THE PROBLEM » Pull each line holding the word "selected" from the data.

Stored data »
== == ==
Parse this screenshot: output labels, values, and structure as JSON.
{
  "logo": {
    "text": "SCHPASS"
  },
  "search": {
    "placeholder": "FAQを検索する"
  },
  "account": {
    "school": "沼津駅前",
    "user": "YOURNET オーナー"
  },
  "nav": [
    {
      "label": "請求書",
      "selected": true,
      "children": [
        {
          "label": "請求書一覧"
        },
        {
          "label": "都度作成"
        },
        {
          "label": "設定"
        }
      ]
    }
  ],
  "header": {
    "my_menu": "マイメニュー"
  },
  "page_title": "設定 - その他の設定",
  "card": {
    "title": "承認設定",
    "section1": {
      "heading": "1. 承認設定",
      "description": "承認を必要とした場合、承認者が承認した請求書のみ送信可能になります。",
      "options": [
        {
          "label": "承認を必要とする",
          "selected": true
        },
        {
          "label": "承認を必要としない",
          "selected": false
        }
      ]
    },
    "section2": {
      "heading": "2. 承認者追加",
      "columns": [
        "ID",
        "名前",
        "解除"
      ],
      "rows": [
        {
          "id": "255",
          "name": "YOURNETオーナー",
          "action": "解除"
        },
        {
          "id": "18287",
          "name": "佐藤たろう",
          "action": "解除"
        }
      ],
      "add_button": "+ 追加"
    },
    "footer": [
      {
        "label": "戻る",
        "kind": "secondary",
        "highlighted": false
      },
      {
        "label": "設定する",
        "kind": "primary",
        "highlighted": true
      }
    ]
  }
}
== == ==
FULL SOLUTION »
      "selected": true,
          "selected": true
          "selected": false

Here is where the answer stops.